Goal: Search the records for "sert" and copy each line that holds it.

Record extracts:
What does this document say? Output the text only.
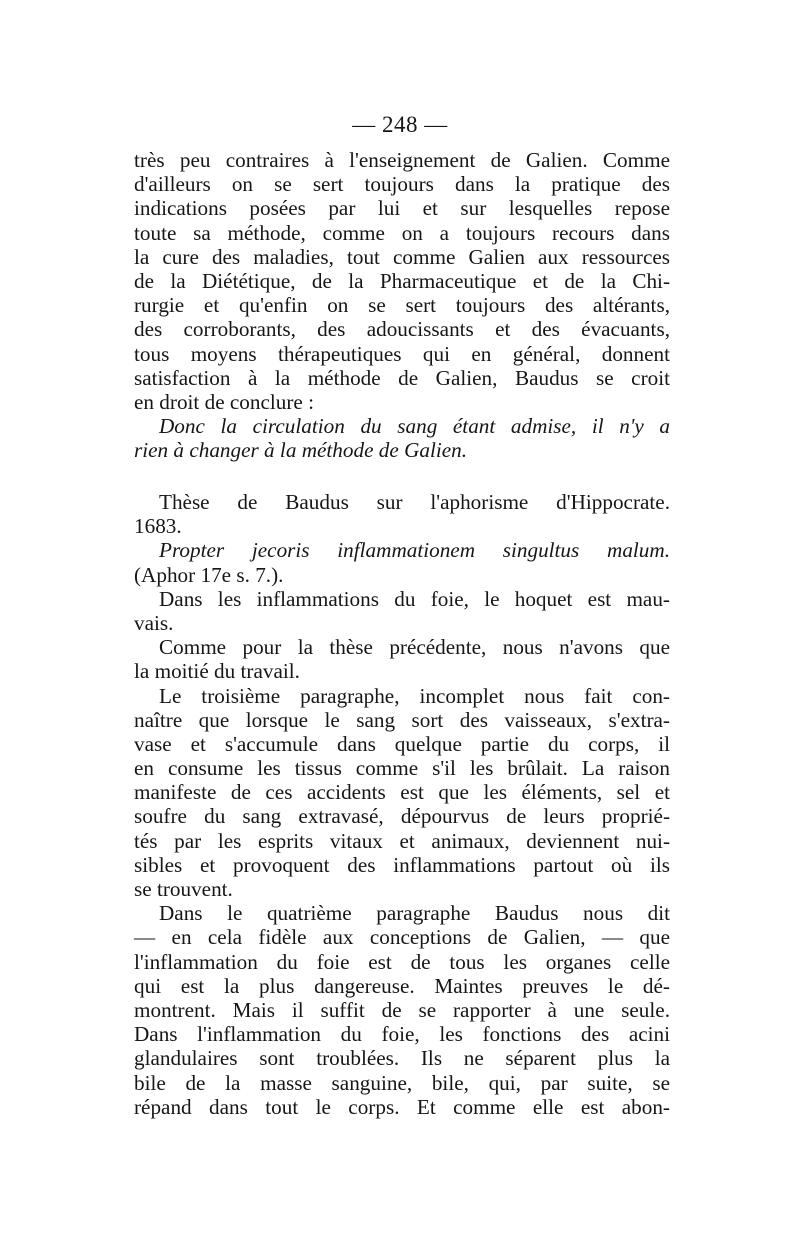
— 248 —
très peu contraires à l'enseignement de Galien. Comme
d'ailleurs on se sert toujours dans la pratique des
indications posées par lui et sur lesquelles repose
toute sa méthode, comme on a toujours recours dans
la cure des maladies, tout comme Galien aux ressources
de la Diététique, de la Pharmaceutique et de la Chi-
rurgie et qu'enfin on se sert toujours des altérants,
des corroborants, des adoucissants et des évacuants,
tous moyens thérapeutiques qui en général, donnent
satisfaction à la méthode de Galien, Baudus se croit
en droit de conclure :
Donc la circulation du sang étant admise, il n'y a
rien à changer à la méthode de Galien.
Thèse de Baudus sur l'aphorisme d'Hippocrate.
1683.
Propter jecoris inflammationem singultus malum.
(Aphor 17e s. 7.).
Dans les inflammations du foie, le hoquet est mau-
vais.
Comme pour la thèse précédente, nous n'avons que
la moitié du travail.
Le troisième paragraphe, incomplet nous fait con-
naître que lorsque le sang sort des vaisseaux, s'extra-
vase et s'accumule dans quelque partie du corps, il
en consume les tissus comme s'il les brûlait. La raison
manifeste de ces accidents est que les éléments, sel et
soufre du sang extravasé, dépourvus de leurs proprié-
tés par les esprits vitaux et animaux, deviennent nui-
sibles et provoquent des inflammations partout où ils
se trouvent.
Dans le quatrième paragraphe Baudus nous dit
— en cela fidèle aux conceptions de Galien, — que
l'inflammation du foie est de tous les organes celle
qui est la plus dangereuse. Maintes preuves le dé-
montrent. Mais il suffit de se rapporter à une seule.
Dans l'inflammation du foie, les fonctions des acini
glandulaires sont troublées. Ils ne séparent plus la
bile de la masse sanguine, bile, qui, par suite, se
répand dans tout le corps. Et comme elle est abon-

Solution below:
d'ailleurs on se sert toujours dans la pratique des
rurgie et qu'enfin on se sert toujours des altérants,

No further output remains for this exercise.